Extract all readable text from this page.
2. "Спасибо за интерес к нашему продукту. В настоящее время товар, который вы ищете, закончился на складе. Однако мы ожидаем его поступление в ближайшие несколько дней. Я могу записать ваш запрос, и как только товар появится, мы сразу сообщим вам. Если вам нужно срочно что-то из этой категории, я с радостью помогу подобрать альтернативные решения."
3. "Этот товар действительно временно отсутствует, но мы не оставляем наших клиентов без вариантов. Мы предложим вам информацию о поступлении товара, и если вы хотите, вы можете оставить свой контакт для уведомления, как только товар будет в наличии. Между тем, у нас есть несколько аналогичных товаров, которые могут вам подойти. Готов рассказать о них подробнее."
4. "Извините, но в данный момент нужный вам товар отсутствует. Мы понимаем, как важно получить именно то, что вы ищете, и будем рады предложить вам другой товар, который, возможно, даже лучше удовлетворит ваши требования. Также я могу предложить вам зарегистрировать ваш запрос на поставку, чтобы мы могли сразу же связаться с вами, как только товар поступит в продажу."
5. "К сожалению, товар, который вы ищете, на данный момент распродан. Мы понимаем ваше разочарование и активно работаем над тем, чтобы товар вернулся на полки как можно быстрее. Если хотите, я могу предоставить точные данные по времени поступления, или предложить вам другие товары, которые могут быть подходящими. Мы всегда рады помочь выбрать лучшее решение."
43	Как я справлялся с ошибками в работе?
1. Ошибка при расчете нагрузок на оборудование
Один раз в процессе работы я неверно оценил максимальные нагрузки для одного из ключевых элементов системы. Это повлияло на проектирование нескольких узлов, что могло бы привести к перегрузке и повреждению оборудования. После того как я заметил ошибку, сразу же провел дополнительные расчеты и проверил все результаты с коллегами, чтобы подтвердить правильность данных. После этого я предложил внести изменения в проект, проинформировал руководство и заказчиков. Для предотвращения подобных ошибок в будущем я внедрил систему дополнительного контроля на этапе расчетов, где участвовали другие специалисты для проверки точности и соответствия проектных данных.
● ● ● ● ●
▸ **Work instructions**
Each line above must be printed exactly as it appears.

▸ **Result**
Extract all readable text from this page.
2. "Спасибо за интерес к нашему продукту. В настоящее время товар, который вы ищете, закончился на складе. Однако мы ожидаем его поступление в ближайшие несколько дней. Я могу записать ваш запрос, и как только товар появится, мы сразу сообщим вам. Если вам нужно срочно что-то из этой категории, я с радостью помогу подобрать альтернативные решения."
3. "Этот товар действительно временно отсутствует, но мы не оставляем наших клиентов без вариантов. Мы предложим вам информацию о поступлении товара, и если вы хотите, вы можете оставить свой контакт для уведомления, как только товар будет в наличии. Между тем, у нас есть несколько аналогичных товаров, которые могут вам подойти. Готов рассказать о них подробнее."
4. "Извините, но в данный момент нужный вам товар отсутствует. Мы понимаем, как важно получить именно то, что вы ищете, и будем рады предложить вам другой товар, который, возможно, даже лучше удовлетворит ваши требования. Также я могу предложить вам зарегистрировать ваш запрос на поставку, чтобы мы могли сразу же связаться с вами, как только товар поступит в продажу."
5. "К сожалению, товар, который вы ищете, на данный момент распродан. Мы понимаем ваше разочарование и активно работаем над тем, чтобы товар вернулся на полки как можно быстрее. Если хотите, я могу предоставить точные данные по времени поступления, или предложить вам другие товары, которые могут быть подходящими. Мы всегда рады помочь выбрать лучшее решение."
43	Как я справлялся с ошибками в работе?
1. Ошибка при расчете нагрузок на оборудование
Один раз в процессе работы я неверно оценил максимальные нагрузки для одного из ключевых элементов системы. Это повлияло на проектирование нескольких узлов, что могло бы привести к перегрузке и повреждению оборудования. После того как я заметил ошибку, сразу же провел дополнительные расчеты и проверил все результаты с коллегами, чтобы подтвердить правильность данных. После этого я предложил внести изменения в проект, проинформировал руководство и заказчиков. Для предотвращения подобных ошибок в будущем я внедрил систему дополнительного контроля на этапе расчетов, где участвовали другие специалисты для проверки точности и соответствия проектных данных.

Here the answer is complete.